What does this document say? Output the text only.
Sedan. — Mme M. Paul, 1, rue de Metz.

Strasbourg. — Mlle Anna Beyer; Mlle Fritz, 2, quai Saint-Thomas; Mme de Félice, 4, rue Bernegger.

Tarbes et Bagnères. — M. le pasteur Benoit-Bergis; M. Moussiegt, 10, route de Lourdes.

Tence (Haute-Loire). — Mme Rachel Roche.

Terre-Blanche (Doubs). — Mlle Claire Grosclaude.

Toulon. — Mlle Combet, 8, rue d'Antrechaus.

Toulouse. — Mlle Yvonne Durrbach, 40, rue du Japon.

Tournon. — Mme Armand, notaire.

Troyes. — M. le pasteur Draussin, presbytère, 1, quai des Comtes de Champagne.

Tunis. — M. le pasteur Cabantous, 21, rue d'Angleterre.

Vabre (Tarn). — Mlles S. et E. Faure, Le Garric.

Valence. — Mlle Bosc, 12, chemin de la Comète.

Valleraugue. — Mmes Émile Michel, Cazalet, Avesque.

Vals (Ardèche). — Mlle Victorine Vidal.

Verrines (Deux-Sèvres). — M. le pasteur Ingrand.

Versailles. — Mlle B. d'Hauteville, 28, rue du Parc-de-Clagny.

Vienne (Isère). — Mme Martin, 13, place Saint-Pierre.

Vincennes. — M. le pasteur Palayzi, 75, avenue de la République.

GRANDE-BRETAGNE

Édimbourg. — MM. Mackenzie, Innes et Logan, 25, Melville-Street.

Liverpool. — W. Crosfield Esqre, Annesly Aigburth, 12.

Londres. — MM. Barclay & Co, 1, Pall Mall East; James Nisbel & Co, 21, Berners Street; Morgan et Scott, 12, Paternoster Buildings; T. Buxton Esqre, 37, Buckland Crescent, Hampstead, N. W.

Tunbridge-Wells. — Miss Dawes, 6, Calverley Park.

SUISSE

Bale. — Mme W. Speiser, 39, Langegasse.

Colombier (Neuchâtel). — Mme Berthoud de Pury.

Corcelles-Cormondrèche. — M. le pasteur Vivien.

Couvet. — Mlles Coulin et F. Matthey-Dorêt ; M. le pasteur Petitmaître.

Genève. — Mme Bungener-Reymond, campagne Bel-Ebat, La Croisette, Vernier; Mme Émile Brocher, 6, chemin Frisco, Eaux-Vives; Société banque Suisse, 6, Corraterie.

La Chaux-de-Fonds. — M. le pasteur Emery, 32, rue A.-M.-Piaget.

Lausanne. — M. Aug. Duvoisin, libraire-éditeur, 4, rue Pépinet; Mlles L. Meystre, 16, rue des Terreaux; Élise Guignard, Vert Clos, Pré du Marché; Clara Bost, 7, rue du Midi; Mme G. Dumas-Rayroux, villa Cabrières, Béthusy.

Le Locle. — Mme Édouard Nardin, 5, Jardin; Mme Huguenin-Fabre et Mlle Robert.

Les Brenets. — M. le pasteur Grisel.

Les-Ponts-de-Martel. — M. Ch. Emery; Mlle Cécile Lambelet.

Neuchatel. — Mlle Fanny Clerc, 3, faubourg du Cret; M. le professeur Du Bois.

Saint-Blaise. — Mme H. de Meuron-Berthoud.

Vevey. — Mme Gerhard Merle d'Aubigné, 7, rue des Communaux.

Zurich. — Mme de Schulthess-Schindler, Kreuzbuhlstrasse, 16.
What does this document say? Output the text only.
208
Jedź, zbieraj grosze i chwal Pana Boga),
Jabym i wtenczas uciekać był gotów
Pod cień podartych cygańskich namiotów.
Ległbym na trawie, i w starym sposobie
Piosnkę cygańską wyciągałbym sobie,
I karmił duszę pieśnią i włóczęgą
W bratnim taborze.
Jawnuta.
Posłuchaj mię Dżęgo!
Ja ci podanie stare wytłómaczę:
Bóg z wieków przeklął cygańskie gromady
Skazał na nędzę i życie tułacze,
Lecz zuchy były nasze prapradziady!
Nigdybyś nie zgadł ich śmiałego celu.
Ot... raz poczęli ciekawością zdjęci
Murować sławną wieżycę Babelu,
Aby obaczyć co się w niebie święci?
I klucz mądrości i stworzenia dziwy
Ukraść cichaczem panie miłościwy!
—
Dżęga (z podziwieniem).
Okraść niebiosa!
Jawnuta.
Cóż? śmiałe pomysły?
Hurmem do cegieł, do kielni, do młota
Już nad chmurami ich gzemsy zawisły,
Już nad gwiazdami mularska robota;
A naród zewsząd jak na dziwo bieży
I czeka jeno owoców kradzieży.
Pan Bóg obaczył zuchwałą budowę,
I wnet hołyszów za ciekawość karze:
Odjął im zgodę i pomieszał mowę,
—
....
▶ EXERCISE: Count every line above that holds the word "Esqre", and state the number and nothing more.

▶ FULL ANSWER: 2